Within the data that follows, how many lines carry the string "Prospect"? Give the number alone.

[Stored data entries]
--------------------------------------------------
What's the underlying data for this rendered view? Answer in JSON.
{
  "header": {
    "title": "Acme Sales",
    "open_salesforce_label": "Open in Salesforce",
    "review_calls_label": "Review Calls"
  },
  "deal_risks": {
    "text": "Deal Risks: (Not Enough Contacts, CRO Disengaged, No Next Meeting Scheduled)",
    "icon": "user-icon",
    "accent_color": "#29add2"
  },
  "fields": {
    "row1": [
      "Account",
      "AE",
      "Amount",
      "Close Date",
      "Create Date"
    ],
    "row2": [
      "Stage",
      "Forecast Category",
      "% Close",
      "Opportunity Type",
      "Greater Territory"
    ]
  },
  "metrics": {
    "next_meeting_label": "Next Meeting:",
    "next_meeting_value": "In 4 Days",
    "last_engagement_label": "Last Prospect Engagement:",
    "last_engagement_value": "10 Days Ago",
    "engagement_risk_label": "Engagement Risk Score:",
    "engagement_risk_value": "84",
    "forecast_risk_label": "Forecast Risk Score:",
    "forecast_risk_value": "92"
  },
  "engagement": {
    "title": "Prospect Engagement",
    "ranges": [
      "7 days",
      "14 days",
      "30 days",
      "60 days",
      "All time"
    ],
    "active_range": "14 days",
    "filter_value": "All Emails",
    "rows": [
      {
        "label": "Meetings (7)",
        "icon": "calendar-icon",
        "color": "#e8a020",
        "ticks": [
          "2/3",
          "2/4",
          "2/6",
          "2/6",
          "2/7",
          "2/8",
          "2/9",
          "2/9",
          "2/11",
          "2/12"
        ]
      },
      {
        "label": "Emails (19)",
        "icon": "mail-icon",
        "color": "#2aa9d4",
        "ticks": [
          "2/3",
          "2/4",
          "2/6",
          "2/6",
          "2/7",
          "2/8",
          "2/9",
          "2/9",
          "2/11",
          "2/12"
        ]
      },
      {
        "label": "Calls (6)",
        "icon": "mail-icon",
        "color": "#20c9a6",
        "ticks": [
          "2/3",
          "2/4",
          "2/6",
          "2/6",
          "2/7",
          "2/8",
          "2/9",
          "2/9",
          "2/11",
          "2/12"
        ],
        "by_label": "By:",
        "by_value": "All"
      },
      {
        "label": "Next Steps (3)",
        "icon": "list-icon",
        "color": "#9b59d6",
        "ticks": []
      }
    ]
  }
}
--------------------------------------------------
* Full output:
2